What is being asked:
Give the listing below again in full, exactly as written.

Supplied material:
--

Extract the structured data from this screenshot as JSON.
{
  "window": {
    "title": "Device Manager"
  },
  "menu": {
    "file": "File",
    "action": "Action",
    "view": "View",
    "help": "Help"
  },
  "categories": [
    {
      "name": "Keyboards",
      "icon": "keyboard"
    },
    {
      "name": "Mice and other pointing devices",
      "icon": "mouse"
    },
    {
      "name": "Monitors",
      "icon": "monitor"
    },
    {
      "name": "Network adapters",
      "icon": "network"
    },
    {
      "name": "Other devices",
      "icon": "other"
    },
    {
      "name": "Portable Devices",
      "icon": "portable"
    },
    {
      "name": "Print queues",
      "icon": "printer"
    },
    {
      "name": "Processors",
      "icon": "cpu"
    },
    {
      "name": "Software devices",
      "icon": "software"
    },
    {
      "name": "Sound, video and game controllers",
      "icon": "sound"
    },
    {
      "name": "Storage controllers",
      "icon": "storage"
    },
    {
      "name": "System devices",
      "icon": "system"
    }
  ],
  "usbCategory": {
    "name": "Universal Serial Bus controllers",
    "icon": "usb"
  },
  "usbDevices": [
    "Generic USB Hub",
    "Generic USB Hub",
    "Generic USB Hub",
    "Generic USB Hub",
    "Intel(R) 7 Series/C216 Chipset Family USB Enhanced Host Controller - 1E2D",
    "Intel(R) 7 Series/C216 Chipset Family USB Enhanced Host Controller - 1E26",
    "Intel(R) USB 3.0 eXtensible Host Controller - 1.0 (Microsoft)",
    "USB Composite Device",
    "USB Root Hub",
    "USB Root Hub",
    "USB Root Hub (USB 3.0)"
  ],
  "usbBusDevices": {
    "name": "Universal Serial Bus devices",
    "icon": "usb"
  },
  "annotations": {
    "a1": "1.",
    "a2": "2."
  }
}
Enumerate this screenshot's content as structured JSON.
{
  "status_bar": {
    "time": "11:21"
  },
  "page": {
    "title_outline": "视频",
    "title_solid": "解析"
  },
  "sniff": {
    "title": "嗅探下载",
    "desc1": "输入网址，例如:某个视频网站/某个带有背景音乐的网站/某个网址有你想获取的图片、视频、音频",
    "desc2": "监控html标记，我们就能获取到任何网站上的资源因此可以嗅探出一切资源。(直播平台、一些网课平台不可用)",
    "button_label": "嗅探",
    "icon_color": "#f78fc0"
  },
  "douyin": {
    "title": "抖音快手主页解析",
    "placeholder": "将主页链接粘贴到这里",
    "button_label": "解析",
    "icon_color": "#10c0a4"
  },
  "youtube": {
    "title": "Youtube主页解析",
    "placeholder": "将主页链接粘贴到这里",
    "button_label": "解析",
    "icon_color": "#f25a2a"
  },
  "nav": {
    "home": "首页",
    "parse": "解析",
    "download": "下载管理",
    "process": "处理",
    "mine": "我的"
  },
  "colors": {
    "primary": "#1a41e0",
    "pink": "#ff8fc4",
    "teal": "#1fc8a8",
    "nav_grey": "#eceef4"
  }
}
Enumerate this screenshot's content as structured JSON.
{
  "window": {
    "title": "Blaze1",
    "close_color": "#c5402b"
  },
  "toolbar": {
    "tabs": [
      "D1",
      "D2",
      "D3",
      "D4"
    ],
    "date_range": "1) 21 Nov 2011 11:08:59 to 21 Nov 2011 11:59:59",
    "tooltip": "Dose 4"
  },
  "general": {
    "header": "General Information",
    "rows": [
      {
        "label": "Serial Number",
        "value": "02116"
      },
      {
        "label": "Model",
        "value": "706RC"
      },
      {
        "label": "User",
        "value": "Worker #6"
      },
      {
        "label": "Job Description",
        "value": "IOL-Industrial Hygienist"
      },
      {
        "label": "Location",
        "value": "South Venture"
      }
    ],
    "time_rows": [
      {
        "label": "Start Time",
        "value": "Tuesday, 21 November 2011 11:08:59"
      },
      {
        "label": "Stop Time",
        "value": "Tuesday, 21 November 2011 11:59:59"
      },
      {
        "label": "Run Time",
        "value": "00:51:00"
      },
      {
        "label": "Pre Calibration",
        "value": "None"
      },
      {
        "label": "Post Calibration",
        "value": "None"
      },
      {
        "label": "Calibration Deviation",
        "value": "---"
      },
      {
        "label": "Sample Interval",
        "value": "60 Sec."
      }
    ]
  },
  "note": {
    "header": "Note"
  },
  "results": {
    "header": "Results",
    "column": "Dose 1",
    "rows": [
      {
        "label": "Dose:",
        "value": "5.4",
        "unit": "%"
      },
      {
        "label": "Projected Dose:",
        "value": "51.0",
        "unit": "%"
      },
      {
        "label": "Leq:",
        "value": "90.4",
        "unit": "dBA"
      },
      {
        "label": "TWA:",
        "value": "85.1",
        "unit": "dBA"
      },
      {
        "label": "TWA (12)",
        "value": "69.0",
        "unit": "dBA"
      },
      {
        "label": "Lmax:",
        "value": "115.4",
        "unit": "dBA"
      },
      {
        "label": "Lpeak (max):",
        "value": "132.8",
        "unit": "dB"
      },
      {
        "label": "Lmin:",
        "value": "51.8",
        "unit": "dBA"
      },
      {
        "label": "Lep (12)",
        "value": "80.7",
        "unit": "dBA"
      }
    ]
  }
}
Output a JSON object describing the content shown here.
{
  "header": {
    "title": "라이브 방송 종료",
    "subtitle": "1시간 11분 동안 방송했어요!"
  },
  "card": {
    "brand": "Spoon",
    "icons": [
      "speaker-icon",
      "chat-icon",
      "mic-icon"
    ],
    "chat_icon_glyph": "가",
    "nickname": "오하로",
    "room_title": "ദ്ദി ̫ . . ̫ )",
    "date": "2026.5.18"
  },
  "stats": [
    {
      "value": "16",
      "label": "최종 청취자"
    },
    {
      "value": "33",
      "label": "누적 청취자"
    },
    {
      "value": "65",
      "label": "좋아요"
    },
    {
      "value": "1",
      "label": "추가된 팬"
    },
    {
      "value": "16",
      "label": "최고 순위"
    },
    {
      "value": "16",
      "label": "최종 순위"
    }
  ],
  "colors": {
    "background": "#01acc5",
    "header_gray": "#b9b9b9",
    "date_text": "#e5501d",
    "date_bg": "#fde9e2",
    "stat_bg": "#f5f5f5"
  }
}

--

Task answer:
Extract the structured data from this screenshot as JSON.
{
  "window": {
    "title": "Device Manager"
  },
  "menu": {
    "file": "File",
    "action": "Action",
    "view": "View",
    "help": "Help"
  },
  "categories": [
    {
      "name": "Keyboards",
      "icon": "keyboard"
    },
    {
      "name": "Mice and other pointing devices",
      "icon": "mouse"
    },
    {
      "name": "Monitors",
      "icon": "monitor"
    },
    {
      "name": "Network adapters",
      "icon": "network"
    },
    {
      "name": "Other devices",
      "icon": "other"
    },
    {
      "name": "Portable Devices",
      "icon": "portable"
    },
    {
      "name": "Print queues",
      "icon": "printer"
    },
    {
      "name": "Processors",
      "icon": "cpu"
    },
    {
      "name": "Software devices",
      "icon": "software"
    },
    {
      "name": "Sound, video and game controllers",
      "icon": "sound"
    },
    {
      "name": "Storage controllers",
      "icon": "storage"
    },
    {
      "name": "System devices",
      "icon": "system"
    }
  ],
  "usbCategory": {
    "name": "Universal Serial Bus controllers",
    "icon": "usb"
  },
  "usbDevices": [
    "Generic USB Hub",
    "Generic USB Hub",
    "Generic USB Hub",
    "Generic USB Hub",
    "Intel(R) 7 Series/C216 Chipset Family USB Enhanced Host Controller - 1E2D",
    "Intel(R) 7 Series/C216 Chipset Family USB Enhanced Host Controller - 1E26",
    "Intel(R) USB 3.0 eXtensible Host Controller - 1.0 (Microsoft)",
    "USB Composite Device",
    "USB Root Hub",
    "USB Root Hub",
    "USB Root Hub (USB 3.0)"
  ],
  "usbBusDevices": {
    "name": "Universal Serial Bus devices",
    "icon": "usb"
  },
  "annotations": {
    "a1": "1.",
    "a2": "2."
  }
}
Enumerate this screenshot's content as structured JSON.
{
  "status_bar": {
    "time": "11:21"
  },
  "page": {
    "title_outline": "视频",
    "title_solid": "解析"
  },
  "sniff": {
    "title": "嗅探下载",
    "desc1": "输入网址，例如:某个视频网站/某个带有背景音乐的网站/某个网址有你想获取的图片、视频、音频",
    "desc2": "监控html标记，我们就能获取到任何网站上的资源因此可以嗅探出一切资源。(直播平台、一些网课平台不可用)",
    "button_label": "嗅探",
    "icon_color": "#f78fc0"
  },
  "douyin": {
    "title": "抖音快手主页解析",
    "placeholder": "将主页链接粘贴到这里",
    "button_label": "解析",
    "icon_color": "#10c0a4"
  },
  "youtube": {
    "title": "Youtube主页解析",
    "placeholder": "将主页链接粘贴到这里",
    "button_label": "解析",
    "icon_color": "#f25a2a"
  },
  "nav": {
    "home": "首页",
    "parse": "解析",
    "download": "下载管理",
    "process": "处理",
    "mine": "我的"
  },
  "colors": {
    "primary": "#1a41e0",
    "pink": "#ff8fc4",
    "teal": "#1fc8a8",
    "nav_grey": "#eceef4"
  }
}
Enumerate this screenshot's content as structured JSON.
{
  "window": {
    "title": "Blaze1",
    "close_color": "#c5402b"
  },
  "toolbar": {
    "tabs": [
      "D1",
      "D2",
      "D3",
      "D4"
    ],
    "date_range": "1) 21 Nov 2011 11:08:59 to 21 Nov 2011 11:59:59",
    "tooltip": "Dose 4"
  },
  "general": {
    "header": "General Information",
    "rows": [
      {
        "label": "Serial Number",
        "value": "02116"
      },
      {
        "label": "Model",
        "value": "706RC"
      },
      {
        "label": "User",
        "value": "Worker #6"
      },
      {
        "label": "Job Description",
        "value": "IOL-Industrial Hygienist"
      },
      {
        "label": "Location",
        "value": "South Venture"
      }
    ],
    "time_rows": [
      {
        "label": "Start Time",
        "value": "Tuesday, 21 November 2011 11:08:59"
      },
      {
        "label": "Stop Time",
        "value": "Tuesday, 21 November 2011 11:59:59"
      },
      {
        "label": "Run Time",
        "value": "00:51:00"
      },
      {
        "label": "Pre Calibration",
        "value": "None"
      },
      {
        "label": "Post Calibration",
        "value": "None"
      },
      {
        "label": "Calibration Deviation",
        "value": "---"
      },
      {
        "label": "Sample Interval",
        "value": "60 Sec."
      }
    ]
  },
  "note": {
    "header": "Note"
  },
  "results": {
    "header": "Results",
    "column": "Dose 1",
    "rows": [
      {
        "label": "Dose:",
        "value": "5.4",
        "unit": "%"
      },
      {
        "label": "Projected Dose:",
        "value": "51.0",
        "unit": "%"
      },
      {
        "label": "Leq:",
        "value": "90.4",
        "unit": "dBA"
      },
      {
        "label": "TWA:",
        "value": "85.1",
        "unit": "dBA"
      },
      {
        "label": "TWA (12)",
        "value": "69.0",
        "unit": "dBA"
      },
      {
        "label": "Lmax:",
        "value": "115.4",
        "unit": "dBA"
      },
      {
        "label": "Lpeak (max):",
        "value": "132.8",
        "unit": "dB"
      },
      {
        "label": "Lmin:",
        "value": "51.8",
        "unit": "dBA"
      },
      {
        "label": "Lep (12)",
        "value": "80.7",
        "unit": "dBA"
      }
    ]
  }
}
Output a JSON object describing the content shown here.
{
  "header": {
    "title": "라이브 방송 종료",
    "subtitle": "1시간 11분 동안 방송했어요!"
  },
  "card": {
    "brand": "Spoon",
    "icons": [
      "speaker-icon",
      "chat-icon",
      "mic-icon"
    ],
    "chat_icon_glyph": "가",
    "nickname": "오하로",
    "room_title": "ദ്ദി ̫ . . ̫ )",
    "date": "2026.5.18"
  },
  "stats": [
    {
      "value": "16",
      "label": "최종 청취자"
    },
    {
      "value": "33",
      "label": "누적 청취자"
    },
    {
      "value": "65",
      "label": "좋아요"
    },
    {
      "value": "1",
      "label": "추가된 팬"
    },
    {
      "value": "16",
      "label": "최고 순위"
    },
    {
      "value": "16",
      "label": "최종 순위"
    }
  ],
  "colors": {
    "background": "#01acc5",
    "header_gray": "#b9b9b9",
    "date_text": "#e5501d",
    "date_bg": "#fde9e2",
    "stat_bg": "#f5f5f5"
  }
}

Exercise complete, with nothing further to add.